EXERCISE PROMPT: Copy every one of the rows below verbatim, preserving each character and its order.

(Dataset rows)

....

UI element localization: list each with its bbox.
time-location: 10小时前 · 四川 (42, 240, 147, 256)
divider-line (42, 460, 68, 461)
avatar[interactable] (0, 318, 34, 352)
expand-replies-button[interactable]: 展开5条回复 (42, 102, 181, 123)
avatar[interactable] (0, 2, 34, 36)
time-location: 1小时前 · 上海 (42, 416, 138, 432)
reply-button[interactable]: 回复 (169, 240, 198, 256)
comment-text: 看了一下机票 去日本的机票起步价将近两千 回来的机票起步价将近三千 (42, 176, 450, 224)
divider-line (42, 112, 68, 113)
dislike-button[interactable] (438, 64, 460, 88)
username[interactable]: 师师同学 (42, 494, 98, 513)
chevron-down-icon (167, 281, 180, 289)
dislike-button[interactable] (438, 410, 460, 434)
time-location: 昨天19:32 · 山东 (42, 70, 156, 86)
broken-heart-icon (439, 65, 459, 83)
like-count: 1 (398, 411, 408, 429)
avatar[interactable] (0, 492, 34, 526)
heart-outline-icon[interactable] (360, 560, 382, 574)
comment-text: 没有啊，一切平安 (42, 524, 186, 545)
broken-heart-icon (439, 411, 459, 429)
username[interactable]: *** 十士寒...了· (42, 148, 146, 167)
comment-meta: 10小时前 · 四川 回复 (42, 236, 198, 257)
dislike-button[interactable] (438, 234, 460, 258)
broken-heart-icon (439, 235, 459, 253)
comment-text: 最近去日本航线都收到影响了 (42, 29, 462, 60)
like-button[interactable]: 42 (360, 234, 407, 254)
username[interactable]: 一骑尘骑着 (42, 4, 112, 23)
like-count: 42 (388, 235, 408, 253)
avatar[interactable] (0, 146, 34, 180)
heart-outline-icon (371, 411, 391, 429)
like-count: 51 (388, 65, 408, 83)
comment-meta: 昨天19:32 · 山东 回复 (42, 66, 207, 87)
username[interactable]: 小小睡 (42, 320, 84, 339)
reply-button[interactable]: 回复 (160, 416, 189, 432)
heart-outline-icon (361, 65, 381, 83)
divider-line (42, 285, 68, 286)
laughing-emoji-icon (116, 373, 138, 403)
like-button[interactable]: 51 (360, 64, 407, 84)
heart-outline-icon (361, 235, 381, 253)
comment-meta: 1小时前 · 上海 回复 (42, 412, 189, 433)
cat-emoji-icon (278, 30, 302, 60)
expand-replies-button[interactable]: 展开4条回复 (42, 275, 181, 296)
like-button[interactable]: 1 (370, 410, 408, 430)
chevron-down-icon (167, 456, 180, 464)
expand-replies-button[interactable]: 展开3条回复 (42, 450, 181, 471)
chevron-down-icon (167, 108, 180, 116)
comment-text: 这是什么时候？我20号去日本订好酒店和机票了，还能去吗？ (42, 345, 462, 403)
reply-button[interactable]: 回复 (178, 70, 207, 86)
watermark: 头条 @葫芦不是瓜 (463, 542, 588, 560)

....

SOLVED PROBLEM:
UI element localization: list each with its bbox.
time-location: 10小时前 · 四川 (42, 240, 147, 256)
divider-line (42, 460, 68, 461)
avatar[interactable] (0, 318, 34, 352)
expand-replies-button[interactable]: 展开5条回复 (42, 102, 181, 123)
avatar[interactable] (0, 2, 34, 36)
time-location: 1小时前 · 上海 (42, 416, 138, 432)
reply-button[interactable]: 回复 (169, 240, 198, 256)
comment-text: 看了一下机票 去日本的机票起步价将近两千 回来的机票起步价将近三千 (42, 176, 450, 224)
divider-line (42, 112, 68, 113)
dislike-button[interactable] (438, 64, 460, 88)
username[interactable]: 师师同学 (42, 494, 98, 513)
chevron-down-icon (167, 281, 180, 289)
dislike-button[interactable] (438, 410, 460, 434)
time-location: 昨天19:32 · 山东 (42, 70, 156, 86)
broken-heart-icon (439, 65, 459, 83)
like-count: 1 (398, 411, 408, 429)
avatar[interactable] (0, 492, 34, 526)
heart-outline-icon[interactable] (360, 560, 382, 574)
comment-text: 没有啊，一切平安 (42, 524, 186, 545)
broken-heart-icon (439, 411, 459, 429)
username[interactable]: *** 十士寒...了· (42, 148, 146, 167)
comment-meta: 10小时前 · 四川 回复 (42, 236, 198, 257)
dislike-button[interactable] (438, 234, 460, 258)
broken-heart-icon (439, 235, 459, 253)
comment-text: 最近去日本航线都收到影响了 (42, 29, 462, 60)
like-button[interactable]: 42 (360, 234, 407, 254)
username[interactable]: 一骑尘骑着 (42, 4, 112, 23)
like-count: 42 (388, 235, 408, 253)
avatar[interactable] (0, 146, 34, 180)
heart-outline-icon (371, 411, 391, 429)
like-count: 51 (388, 65, 408, 83)
comment-meta: 昨天19:32 · 山东 回复 (42, 66, 207, 87)
username[interactable]: 小小睡 (42, 320, 84, 339)
reply-button[interactable]: 回复 (160, 416, 189, 432)
heart-outline-icon (361, 65, 381, 83)
divider-line (42, 285, 68, 286)
laughing-emoji-icon (116, 373, 138, 403)
like-button[interactable]: 51 (360, 64, 407, 84)
heart-outline-icon (361, 235, 381, 253)
comment-meta: 1小时前 · 上海 回复 (42, 412, 189, 433)
cat-emoji-icon (278, 30, 302, 60)
expand-replies-button[interactable]: 展开4条回复 (42, 275, 181, 296)
like-button[interactable]: 1 (370, 410, 408, 430)
chevron-down-icon (167, 456, 180, 464)
expand-replies-button[interactable]: 展开3条回复 (42, 450, 181, 471)
chevron-down-icon (167, 108, 180, 116)
comment-text: 这是什么时候？我20号去日本订好酒店和机票了，还能去吗？ (42, 345, 462, 403)
reply-button[interactable]: 回复 (178, 70, 207, 86)
watermark: 头条 @葫芦不是瓜 (463, 542, 588, 560)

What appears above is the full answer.